── Reading text ──

So one demands that God be here, that He is necessary and the other excludes God completely and yet they both point to the same thing.

I have a nagging feeling these days that this delineation that we place on 'this' life and the 'next' life, religious vs. secular, here on earth vs. heaven are misguided. Which is to say that I am not at all convinced anymore that we actually completely leave one and cross through some doorway at death that puts us in that completely different place we call heaven. And while there is something within that tells me that the differences may very well be profound (one can only hope) I am not so sure that there is some specific dividing line between the two places. I do not think it valid that we completely leave all of this behind and I feel that it is a much more gradual and gentle exit and entry from one to the other that maybe allows us to retain what has come before. And I think we will be given the opportunity to see all of this, this life we live here on earth here and now with much different eyes. With a newness and a clarity that we never knew existed and yet somehow we will still be able to see what we now know, what is now familiar.

Wednesday, August 5, 2009

It's Personal

I do believe that it is this idea of impersonal with which I am uncomfortable. Philosophers, scientists and even some theologians that present an idea of something more, something beyond, something higher, a supernatural power existing in the world, they accept the concept of a higher power and yet do not seem to necessarily yield to the notion that this higher power can be personal but is rather completely impersonal. It is referred to as a 'higher power' or Intelligent Design or some other euphemism for God that connotes a totally impersonal 'thing'. Like God is some sort of mass or energy or force that is behind the whole of creation - including personal human beings – that is unseeing, unhearing, unthinking and unfeeling. And I cannot wrap my mind around this. How can the personal (and human beings are undeniably personal) come into being from the impersonal? Our own personal-ness requires that we must interact with other personal beings in order that we survive, it is the way we are made and even a cursory investigation bears this out.

───
── Source data ──

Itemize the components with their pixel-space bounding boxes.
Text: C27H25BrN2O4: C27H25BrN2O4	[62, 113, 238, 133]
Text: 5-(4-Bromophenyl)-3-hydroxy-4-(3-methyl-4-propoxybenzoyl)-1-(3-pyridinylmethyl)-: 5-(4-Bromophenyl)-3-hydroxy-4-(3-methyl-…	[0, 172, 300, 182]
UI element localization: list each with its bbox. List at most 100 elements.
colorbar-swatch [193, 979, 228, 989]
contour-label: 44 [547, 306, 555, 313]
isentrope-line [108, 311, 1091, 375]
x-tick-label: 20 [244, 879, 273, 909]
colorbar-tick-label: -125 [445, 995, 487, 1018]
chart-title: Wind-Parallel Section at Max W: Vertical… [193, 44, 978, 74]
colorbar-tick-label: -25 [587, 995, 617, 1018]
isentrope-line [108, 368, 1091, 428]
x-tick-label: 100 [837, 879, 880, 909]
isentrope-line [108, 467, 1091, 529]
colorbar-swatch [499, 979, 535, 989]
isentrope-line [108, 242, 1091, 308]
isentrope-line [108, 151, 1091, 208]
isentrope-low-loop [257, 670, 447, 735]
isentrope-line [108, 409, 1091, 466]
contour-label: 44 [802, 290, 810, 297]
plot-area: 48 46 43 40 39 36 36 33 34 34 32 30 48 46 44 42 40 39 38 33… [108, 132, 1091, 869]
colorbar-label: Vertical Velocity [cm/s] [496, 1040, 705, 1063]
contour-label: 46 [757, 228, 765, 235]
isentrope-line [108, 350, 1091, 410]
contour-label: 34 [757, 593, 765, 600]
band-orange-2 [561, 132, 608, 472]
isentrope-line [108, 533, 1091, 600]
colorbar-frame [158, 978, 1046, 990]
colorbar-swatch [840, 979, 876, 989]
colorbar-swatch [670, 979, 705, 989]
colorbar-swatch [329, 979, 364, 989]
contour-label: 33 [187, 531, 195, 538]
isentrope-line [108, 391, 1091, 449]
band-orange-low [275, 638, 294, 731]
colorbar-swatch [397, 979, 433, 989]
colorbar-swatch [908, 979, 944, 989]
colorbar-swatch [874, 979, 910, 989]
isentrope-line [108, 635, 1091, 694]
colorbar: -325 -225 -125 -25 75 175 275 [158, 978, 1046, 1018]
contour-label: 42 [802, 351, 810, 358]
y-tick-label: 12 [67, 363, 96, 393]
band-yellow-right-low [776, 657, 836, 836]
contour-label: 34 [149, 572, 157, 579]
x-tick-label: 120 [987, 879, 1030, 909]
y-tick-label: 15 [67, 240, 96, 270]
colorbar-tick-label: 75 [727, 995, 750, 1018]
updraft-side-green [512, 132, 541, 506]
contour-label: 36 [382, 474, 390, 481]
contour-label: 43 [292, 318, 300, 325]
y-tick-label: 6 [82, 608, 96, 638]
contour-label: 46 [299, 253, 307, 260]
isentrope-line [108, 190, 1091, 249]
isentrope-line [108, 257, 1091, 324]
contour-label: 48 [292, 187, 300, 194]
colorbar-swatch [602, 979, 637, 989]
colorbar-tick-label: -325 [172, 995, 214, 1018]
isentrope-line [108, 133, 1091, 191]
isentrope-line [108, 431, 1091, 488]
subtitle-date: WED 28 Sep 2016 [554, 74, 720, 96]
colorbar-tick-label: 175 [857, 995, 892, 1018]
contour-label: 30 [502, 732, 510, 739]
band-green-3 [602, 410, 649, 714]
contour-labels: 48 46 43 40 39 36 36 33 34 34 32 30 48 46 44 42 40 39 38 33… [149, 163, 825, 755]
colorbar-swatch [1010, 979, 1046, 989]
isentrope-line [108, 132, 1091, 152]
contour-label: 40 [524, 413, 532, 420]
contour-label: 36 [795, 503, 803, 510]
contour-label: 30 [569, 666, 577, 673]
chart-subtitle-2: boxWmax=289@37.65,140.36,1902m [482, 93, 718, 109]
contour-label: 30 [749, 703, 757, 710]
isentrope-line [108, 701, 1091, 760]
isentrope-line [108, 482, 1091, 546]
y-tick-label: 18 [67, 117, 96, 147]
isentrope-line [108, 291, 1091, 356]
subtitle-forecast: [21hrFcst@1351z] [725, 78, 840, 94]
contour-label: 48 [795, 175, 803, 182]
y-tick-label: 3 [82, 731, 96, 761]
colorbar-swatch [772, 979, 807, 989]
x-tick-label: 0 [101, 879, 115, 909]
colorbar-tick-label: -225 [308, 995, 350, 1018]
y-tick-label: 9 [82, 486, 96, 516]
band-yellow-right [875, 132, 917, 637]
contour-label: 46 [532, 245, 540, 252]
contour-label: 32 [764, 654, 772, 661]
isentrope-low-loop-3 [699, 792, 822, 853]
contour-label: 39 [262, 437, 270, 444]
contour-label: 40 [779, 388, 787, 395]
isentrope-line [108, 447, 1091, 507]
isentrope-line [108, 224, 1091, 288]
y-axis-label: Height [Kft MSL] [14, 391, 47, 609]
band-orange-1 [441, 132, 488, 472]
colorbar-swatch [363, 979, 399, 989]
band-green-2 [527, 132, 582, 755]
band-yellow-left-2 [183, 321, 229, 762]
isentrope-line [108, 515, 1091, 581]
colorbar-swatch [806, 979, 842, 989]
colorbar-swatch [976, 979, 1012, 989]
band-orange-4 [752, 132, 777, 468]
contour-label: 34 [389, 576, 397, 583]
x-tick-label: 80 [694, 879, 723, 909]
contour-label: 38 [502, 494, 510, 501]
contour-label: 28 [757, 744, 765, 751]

───

• Directions:
A. Decide whether each statement below agrees with the reflection on God: (i) the writer is sure that at death we pass through a doorway into heaven; (ii) the writer is uncomfortable with the idea of an impersonal higher power; (iii) the writer holds that human beings must interact with other personal beings to survive. For each, answer yes or no and quote the deciding words of the reflection.
B. Resume the reflection on God after its final sentence and keep writing in the same voice.

• Answers by task:
A.
(i) No: "I am not at all convinced anymore that we actually completely leave one and cross through some doorway at death that puts us in that completely different place we call heaven."
(ii) Yes: "I do believe that it is this idea of impersonal with which I am uncomfortable."
(iii) Yes: "Our own personal-ness requires that we must interact with other personal beings in order that we survive"

B.
And I often wonder why so many people are so blind to this. I've heard it said that it is a choice, that we actively choose to deny God. Maybe that's true I don't know but I'm not so sure I accept that as the complete answer. I think perhaps ignorance or even laziness would be a better explanation. Ignorance in that nobody ever taught us properly and laziness in that we never really bothered to think about it much. I can look back on my own life, consider my own (what I would now call) blindness and realize that I never gave it all much thought but I can say this: I never, for one minute dismissed the notion of God. I never discounted completely the possibility of the existence of God. I knew that I simply did not know enough to discount the possibility but if truth be told I also didn't have the first idea of how to go about finding out whether or not God truly does exist.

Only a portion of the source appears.